EXERCISE:
Pull every "bidimensionnal" line out of the data below.

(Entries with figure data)
···

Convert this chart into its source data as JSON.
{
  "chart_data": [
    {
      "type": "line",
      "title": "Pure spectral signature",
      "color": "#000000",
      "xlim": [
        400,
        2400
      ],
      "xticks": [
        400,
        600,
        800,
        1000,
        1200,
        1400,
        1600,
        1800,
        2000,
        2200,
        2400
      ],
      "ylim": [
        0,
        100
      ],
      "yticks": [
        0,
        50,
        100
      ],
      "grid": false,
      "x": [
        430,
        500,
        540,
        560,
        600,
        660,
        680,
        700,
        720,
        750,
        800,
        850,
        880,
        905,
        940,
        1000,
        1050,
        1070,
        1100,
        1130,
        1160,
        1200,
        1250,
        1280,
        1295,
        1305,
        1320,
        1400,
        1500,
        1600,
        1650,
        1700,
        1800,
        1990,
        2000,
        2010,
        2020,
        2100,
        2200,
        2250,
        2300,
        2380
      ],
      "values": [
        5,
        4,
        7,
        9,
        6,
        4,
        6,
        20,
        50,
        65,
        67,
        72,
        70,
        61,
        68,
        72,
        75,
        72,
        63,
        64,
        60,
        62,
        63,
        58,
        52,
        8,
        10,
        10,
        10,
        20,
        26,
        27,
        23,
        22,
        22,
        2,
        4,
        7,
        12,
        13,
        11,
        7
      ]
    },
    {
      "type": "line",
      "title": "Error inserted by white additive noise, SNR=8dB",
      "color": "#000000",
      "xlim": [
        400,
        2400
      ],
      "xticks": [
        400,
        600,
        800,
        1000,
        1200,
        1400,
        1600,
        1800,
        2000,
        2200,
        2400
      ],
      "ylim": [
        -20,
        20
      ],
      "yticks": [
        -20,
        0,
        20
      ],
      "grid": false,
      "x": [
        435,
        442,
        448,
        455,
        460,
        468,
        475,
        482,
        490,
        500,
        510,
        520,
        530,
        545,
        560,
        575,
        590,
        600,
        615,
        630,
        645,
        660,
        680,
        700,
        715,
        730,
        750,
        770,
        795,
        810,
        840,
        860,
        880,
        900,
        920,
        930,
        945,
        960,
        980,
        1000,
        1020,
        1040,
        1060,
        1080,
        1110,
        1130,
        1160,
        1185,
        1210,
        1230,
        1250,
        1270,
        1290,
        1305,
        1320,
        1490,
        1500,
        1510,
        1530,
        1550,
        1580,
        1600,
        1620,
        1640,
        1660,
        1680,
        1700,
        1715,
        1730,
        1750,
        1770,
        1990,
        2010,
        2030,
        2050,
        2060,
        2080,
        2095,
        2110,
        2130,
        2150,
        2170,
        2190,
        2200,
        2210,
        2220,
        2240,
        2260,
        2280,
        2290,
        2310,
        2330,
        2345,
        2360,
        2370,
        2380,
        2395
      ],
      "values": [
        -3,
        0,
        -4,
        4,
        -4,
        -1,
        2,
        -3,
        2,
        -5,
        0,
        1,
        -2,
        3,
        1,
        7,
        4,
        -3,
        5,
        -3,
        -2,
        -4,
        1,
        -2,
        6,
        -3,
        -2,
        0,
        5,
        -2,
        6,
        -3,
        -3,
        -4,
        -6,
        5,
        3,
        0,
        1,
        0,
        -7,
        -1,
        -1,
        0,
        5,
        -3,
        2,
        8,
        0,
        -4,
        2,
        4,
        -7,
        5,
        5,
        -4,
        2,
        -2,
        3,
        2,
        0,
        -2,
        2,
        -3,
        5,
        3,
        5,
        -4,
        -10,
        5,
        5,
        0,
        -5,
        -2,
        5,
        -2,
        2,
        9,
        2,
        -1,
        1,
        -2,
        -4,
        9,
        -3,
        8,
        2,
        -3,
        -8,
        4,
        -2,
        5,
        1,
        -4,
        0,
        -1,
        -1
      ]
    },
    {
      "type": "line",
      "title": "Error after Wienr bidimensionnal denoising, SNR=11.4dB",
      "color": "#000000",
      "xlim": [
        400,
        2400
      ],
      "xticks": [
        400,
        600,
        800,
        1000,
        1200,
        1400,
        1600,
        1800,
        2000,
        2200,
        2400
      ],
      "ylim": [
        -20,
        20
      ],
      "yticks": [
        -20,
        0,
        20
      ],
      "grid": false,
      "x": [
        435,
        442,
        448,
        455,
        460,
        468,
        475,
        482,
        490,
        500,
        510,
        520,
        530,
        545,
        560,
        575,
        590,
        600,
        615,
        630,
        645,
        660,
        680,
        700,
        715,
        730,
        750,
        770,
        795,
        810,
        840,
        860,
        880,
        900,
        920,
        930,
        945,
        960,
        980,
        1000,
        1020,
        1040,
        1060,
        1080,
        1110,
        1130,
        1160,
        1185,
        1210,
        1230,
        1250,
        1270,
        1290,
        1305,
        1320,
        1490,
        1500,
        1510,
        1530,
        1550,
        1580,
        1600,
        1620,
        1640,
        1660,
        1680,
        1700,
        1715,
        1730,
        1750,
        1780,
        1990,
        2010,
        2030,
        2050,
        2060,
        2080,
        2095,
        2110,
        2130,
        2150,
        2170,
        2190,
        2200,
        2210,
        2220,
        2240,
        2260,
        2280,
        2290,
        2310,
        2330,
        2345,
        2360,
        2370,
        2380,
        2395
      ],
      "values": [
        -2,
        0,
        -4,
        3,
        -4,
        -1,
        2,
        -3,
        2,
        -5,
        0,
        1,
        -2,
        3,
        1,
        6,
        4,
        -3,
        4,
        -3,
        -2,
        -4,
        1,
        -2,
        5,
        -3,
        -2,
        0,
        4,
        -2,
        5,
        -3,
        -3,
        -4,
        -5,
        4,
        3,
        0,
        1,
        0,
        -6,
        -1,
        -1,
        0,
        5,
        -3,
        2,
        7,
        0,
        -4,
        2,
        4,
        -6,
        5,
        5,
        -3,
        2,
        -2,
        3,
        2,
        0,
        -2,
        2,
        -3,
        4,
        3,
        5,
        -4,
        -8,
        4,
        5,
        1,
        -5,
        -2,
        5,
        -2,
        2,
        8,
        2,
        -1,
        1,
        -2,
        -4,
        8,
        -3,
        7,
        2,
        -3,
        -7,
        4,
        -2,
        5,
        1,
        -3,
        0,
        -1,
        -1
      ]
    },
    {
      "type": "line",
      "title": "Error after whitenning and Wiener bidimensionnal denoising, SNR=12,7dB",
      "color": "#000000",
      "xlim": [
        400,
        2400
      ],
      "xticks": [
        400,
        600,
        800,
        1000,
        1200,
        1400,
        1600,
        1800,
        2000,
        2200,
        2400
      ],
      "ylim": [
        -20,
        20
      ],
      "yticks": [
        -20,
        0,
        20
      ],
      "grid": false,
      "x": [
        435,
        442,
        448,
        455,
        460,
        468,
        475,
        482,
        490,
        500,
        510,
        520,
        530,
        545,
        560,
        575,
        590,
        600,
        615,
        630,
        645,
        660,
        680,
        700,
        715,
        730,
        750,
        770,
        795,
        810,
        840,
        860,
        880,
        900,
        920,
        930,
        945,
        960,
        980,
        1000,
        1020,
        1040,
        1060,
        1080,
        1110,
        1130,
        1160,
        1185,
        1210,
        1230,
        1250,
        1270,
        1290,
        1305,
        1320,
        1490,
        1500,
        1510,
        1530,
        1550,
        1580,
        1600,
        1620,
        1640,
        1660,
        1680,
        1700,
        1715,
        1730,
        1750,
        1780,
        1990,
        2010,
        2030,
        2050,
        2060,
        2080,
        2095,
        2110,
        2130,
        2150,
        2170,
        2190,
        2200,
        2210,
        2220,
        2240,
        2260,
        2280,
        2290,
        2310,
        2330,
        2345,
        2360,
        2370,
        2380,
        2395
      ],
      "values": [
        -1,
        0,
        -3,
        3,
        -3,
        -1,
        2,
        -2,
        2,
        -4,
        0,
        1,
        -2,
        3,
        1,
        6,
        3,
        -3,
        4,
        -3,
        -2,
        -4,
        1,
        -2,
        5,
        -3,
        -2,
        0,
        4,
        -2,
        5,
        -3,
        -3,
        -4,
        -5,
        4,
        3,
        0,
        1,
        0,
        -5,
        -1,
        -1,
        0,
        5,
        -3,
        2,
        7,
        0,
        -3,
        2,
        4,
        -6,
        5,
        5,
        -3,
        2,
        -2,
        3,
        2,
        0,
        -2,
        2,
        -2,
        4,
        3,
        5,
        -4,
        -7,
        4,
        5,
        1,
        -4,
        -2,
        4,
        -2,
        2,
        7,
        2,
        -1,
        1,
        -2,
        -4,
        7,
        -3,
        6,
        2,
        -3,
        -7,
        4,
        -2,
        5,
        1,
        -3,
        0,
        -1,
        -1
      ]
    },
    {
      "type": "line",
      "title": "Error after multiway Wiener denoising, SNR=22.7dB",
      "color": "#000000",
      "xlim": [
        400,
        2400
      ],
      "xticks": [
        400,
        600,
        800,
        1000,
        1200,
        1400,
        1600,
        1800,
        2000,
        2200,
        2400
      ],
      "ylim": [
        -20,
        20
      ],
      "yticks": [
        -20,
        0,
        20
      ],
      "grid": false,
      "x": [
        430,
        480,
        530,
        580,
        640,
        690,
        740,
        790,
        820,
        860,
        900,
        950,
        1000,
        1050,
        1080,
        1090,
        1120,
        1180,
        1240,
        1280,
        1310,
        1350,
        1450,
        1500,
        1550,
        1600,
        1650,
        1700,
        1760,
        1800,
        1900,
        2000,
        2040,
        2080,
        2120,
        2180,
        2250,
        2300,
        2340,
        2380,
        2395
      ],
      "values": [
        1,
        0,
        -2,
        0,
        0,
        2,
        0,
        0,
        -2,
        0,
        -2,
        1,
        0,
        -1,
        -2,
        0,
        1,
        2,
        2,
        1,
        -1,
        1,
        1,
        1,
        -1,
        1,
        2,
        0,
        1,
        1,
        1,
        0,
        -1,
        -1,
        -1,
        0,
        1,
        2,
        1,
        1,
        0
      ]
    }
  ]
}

···

EXPECTED OUTPUT:
      "title": "Error after Wienr bidimensionnal denoising, SNR=11.4dB",
      "title": "Error after whitenning and Wiener bidimensionnal denoising, SNR=12,7dB",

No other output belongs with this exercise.